BEGIN Dataset content
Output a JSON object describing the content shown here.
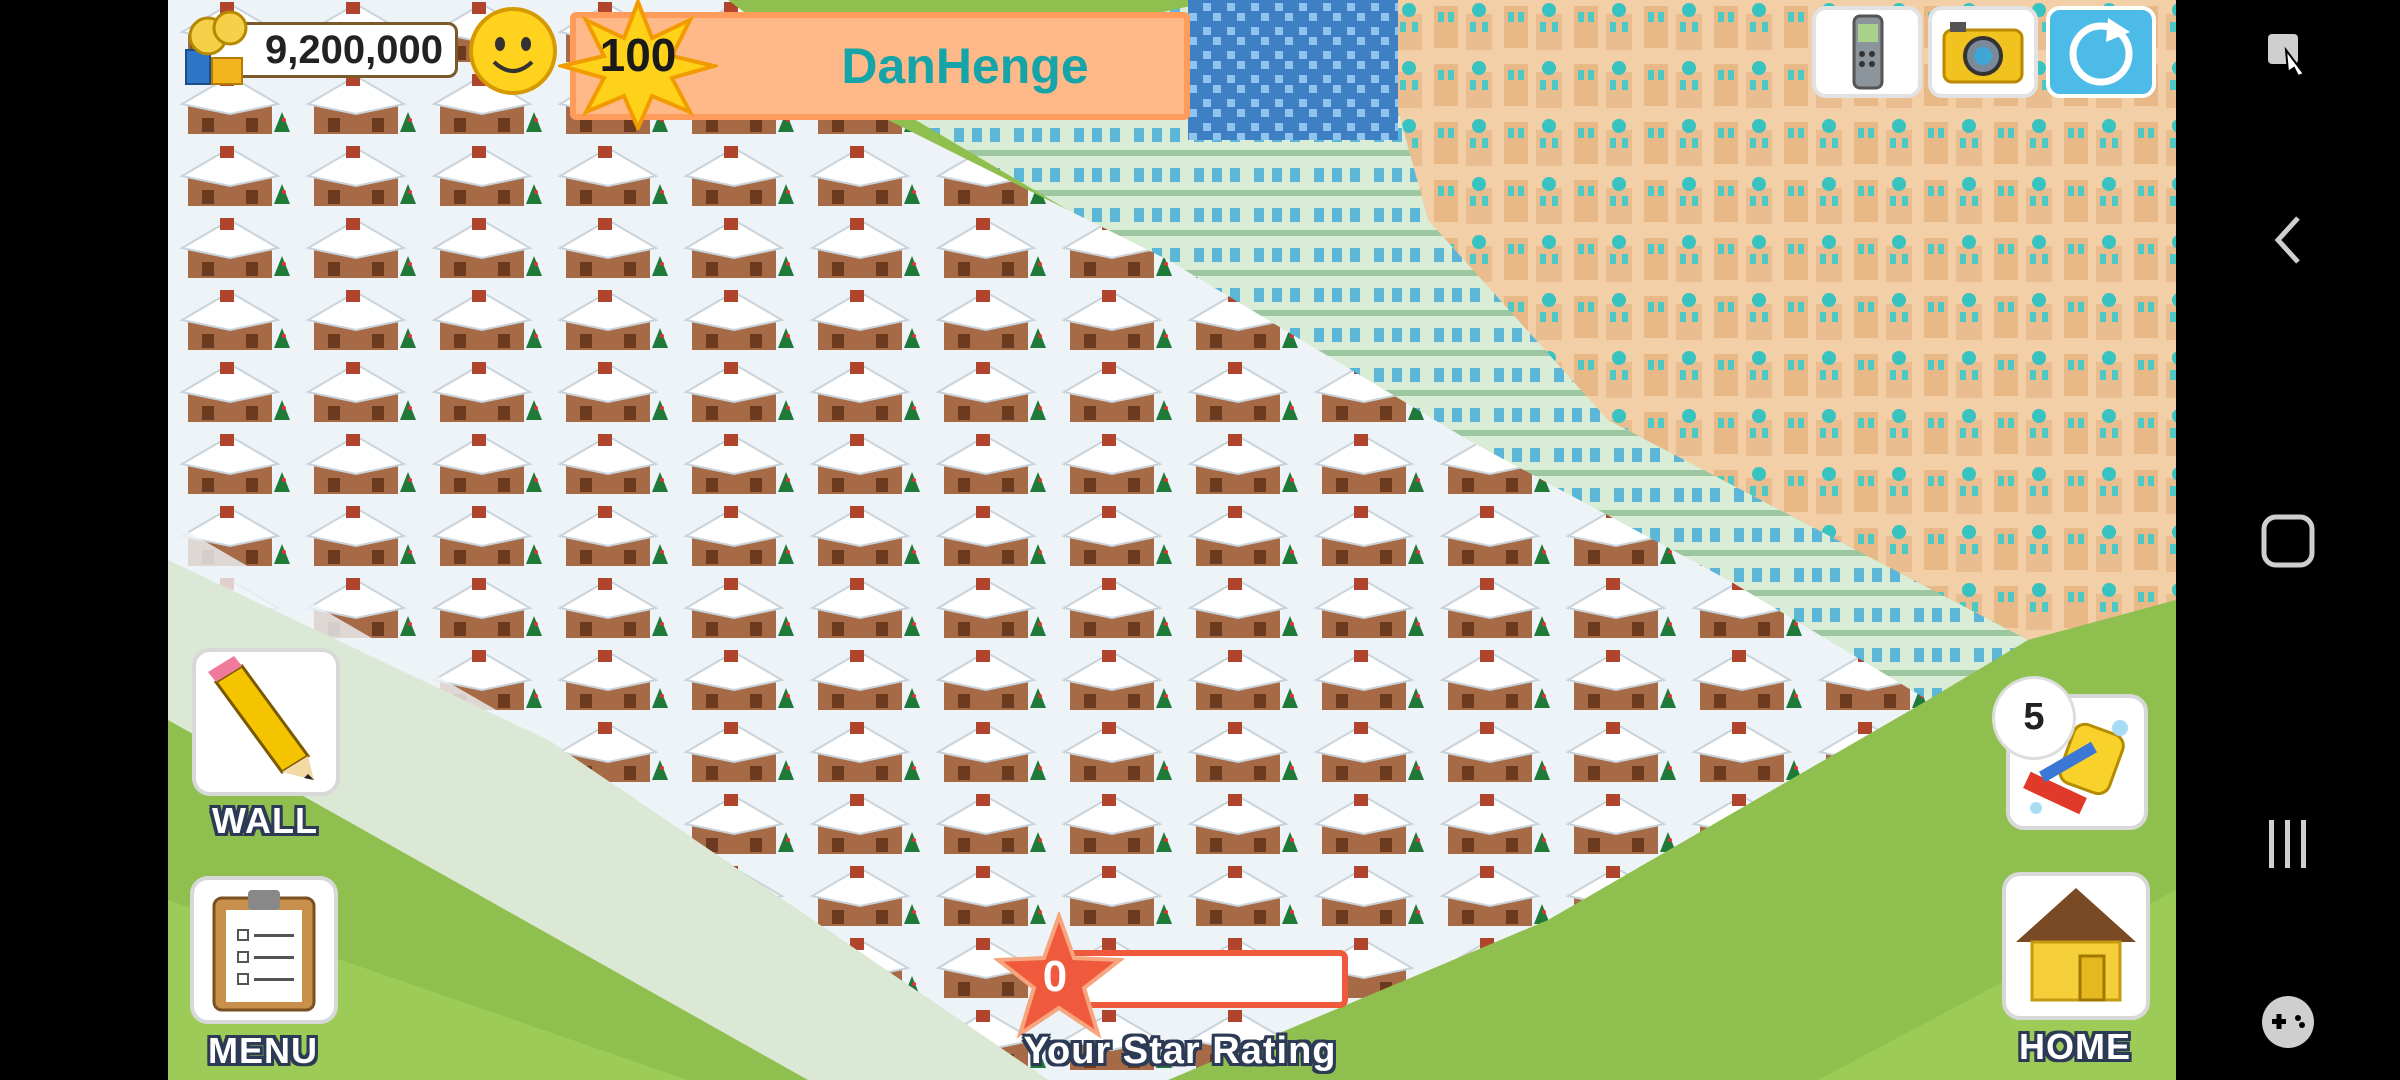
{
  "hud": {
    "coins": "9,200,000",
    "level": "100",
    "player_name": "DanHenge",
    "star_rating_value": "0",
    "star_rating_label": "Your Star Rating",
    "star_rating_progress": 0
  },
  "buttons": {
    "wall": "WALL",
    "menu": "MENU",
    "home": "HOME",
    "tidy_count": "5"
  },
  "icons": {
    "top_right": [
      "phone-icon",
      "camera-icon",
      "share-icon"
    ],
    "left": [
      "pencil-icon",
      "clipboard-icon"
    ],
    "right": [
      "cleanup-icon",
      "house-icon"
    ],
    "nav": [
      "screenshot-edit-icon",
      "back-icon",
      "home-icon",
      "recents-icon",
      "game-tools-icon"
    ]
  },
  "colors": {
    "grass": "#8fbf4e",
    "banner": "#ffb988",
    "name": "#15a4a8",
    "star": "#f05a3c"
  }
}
END Dataset content
> Problem statement
Reproduce the whole listing above word for word, but not its pictures.

> Final result
Output a JSON object describing the content shown here.
{
  "hud": {
    "coins": "9,200,000",
    "level": "100",
    "player_name": "DanHenge",
    "star_rating_value": "0",
    "star_rating_label": "Your Star Rating",
    "star_rating_progress": 0
  },
  "buttons": {
    "wall": "WALL",
    "menu": "MENU",
    "home": "HOME",
    "tidy_count": "5"
  },
  "icons": {
    "top_right": [
      "phone-icon",
      "camera-icon",
      "share-icon"
    ],
    "left": [
      "pencil-icon",
      "clipboard-icon"
    ],
    "right": [
      "cleanup-icon",
      "house-icon"
    ],
    "nav": [
      "screenshot-edit-icon",
      "back-icon",
      "home-icon",
      "recents-icon",
      "game-tools-icon"
    ]
  },
  "colors": {
    "grass": "#8fbf4e",
    "banner": "#ffb988",
    "name": "#15a4a8",
    "star": "#f05a3c"
  }
}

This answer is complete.